-- What is expected --
Where does the string "content" appear? Copy every line of the entries below that holds it.

-- Extracted information --
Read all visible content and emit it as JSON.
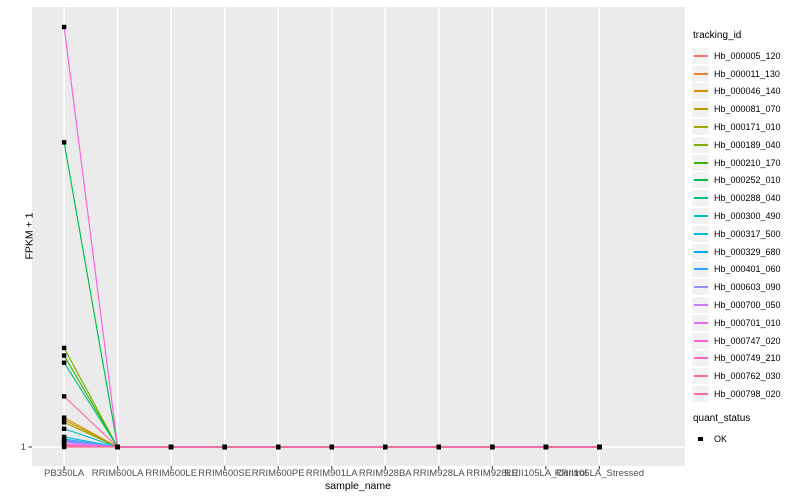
{
  "colors": {
    "panel_bg": "#EBEBEB",
    "grid": "#FFFFFF",
    "axis_text": "#4D4D4D",
    "axis_title": "#000000",
    "point": "#000000",
    "tick_mark": "#333333",
    "legend_key_bg": "#F2F2F2"
  },
  "chart_data": {
    "type": "line",
    "title": "",
    "xlabel": "sample_name",
    "ylabel": "FPKM + 1",
    "y_scale": "log10",
    "y_tick_labels": [
      "1"
    ],
    "grid": "major-only",
    "legend_position": "right",
    "point_shape": "filled-square-black",
    "categories": [
      "PB350LA",
      "RRIM600LA",
      "RRIM600LE",
      "RRIM600SE",
      "RRIM600PE",
      "RRIM901LA",
      "RRIM928BA",
      "RRIM928LA",
      "RRIM928LE",
      "RRII105LA_Control",
      "RRII105LA_Stressed"
    ],
    "series": [
      {
        "name": "Hb_000005_120",
        "color": "#F8766D",
        "fpkm_plus_1": [
          1.1,
          1,
          1,
          1,
          1,
          1,
          1,
          1,
          1,
          1,
          1
        ]
      },
      {
        "name": "Hb_000011_130",
        "color": "#EA8331",
        "fpkm_plus_1": [
          1.04,
          1,
          1,
          1,
          1,
          1,
          1,
          1,
          1,
          1,
          1
        ]
      },
      {
        "name": "Hb_000046_140",
        "color": "#D89000",
        "fpkm_plus_1": [
          1.62,
          1,
          1,
          1,
          1,
          1,
          1,
          1,
          1,
          1,
          1
        ]
      },
      {
        "name": "Hb_000081_070",
        "color": "#C09B00",
        "fpkm_plus_1": [
          1.56,
          1,
          1,
          1,
          1,
          1,
          1,
          1,
          1,
          1,
          1
        ]
      },
      {
        "name": "Hb_000171_010",
        "color": "#A3A500",
        "fpkm_plus_1": [
          1.5,
          1,
          1,
          1,
          1,
          1,
          1,
          1,
          1,
          1,
          1
        ]
      },
      {
        "name": "Hb_000189_040",
        "color": "#7CAE00",
        "fpkm_plus_1": [
          5.1,
          1,
          1,
          1,
          1,
          1,
          1,
          1,
          1,
          1,
          1
        ]
      },
      {
        "name": "Hb_000210_170",
        "color": "#39B600",
        "fpkm_plus_1": [
          4.5,
          1,
          1,
          1,
          1,
          1,
          1,
          1,
          1,
          1,
          1
        ]
      },
      {
        "name": "Hb_000252_010",
        "color": "#00BB4E",
        "fpkm_plus_1": [
          150,
          1,
          1,
          1,
          1,
          1,
          1,
          1,
          1,
          1,
          1
        ]
      },
      {
        "name": "Hb_000288_040",
        "color": "#00C087",
        "fpkm_plus_1": [
          4.0,
          1,
          1,
          1,
          1,
          1,
          1,
          1,
          1,
          1,
          1
        ]
      },
      {
        "name": "Hb_000300_490",
        "color": "#00C0B8",
        "fpkm_plus_1": [
          1.35,
          1,
          1,
          1,
          1,
          1,
          1,
          1,
          1,
          1,
          1
        ]
      },
      {
        "name": "Hb_000317_500",
        "color": "#00BAE0",
        "fpkm_plus_1": [
          1.18,
          1,
          1,
          1,
          1,
          1,
          1,
          1,
          1,
          1,
          1
        ]
      },
      {
        "name": "Hb_000329_680",
        "color": "#00B0F6",
        "fpkm_plus_1": [
          1.14,
          1,
          1,
          1,
          1,
          1,
          1,
          1,
          1,
          1,
          1
        ]
      },
      {
        "name": "Hb_000401_060",
        "color": "#35A2FF",
        "fpkm_plus_1": [
          1.1,
          1,
          1,
          1,
          1,
          1,
          1,
          1,
          1,
          1,
          1
        ]
      },
      {
        "name": "Hb_000603_090",
        "color": "#9590FF",
        "fpkm_plus_1": [
          1.12,
          1,
          1,
          1,
          1,
          1,
          1,
          1,
          1,
          1,
          1
        ]
      },
      {
        "name": "Hb_000700_050",
        "color": "#C77CFF",
        "fpkm_plus_1": [
          1.08,
          1,
          1,
          1,
          1,
          1,
          1,
          1,
          1,
          1,
          1
        ]
      },
      {
        "name": "Hb_000701_010",
        "color": "#E76BF3",
        "fpkm_plus_1": [
          1.05,
          1,
          1,
          1,
          1,
          1,
          1,
          1,
          1,
          1,
          1
        ]
      },
      {
        "name": "Hb_000747_020",
        "color": "#FA62DB",
        "fpkm_plus_1": [
          1000,
          1,
          1,
          1,
          1,
          1,
          1,
          1,
          1,
          1,
          1
        ]
      },
      {
        "name": "Hb_000749_210",
        "color": "#FF62BC",
        "fpkm_plus_1": [
          1.02,
          1,
          1,
          1,
          1,
          1,
          1,
          1,
          1,
          1,
          1
        ]
      },
      {
        "name": "Hb_000762_030",
        "color": "#FF6A98",
        "fpkm_plus_1": [
          2.3,
          1,
          1,
          1,
          1,
          1,
          1,
          1,
          1,
          1,
          1
        ]
      },
      {
        "name": "Hb_000798_020",
        "color": "#FF6B8E",
        "fpkm_plus_1": [
          1.0,
          1,
          1,
          1,
          1,
          1,
          1,
          1,
          1,
          1,
          1
        ]
      }
    ],
    "legend": {
      "color_title": "tracking_id",
      "shape_title": "quant_status",
      "shape_entries": [
        "OK"
      ]
    }
  }
}
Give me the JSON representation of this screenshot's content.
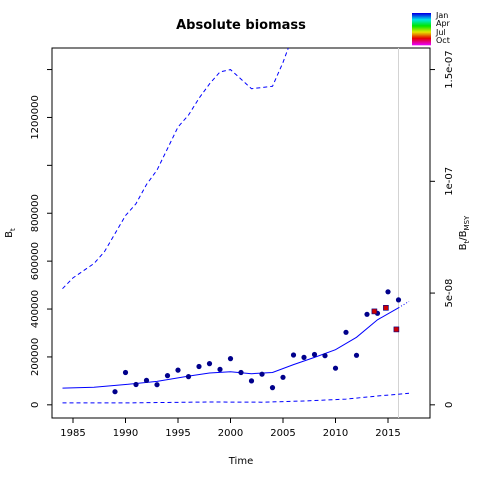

-- Solution --
Read all visible content and emit it as JSON.
Give me the JSON representation of this screenshot's content.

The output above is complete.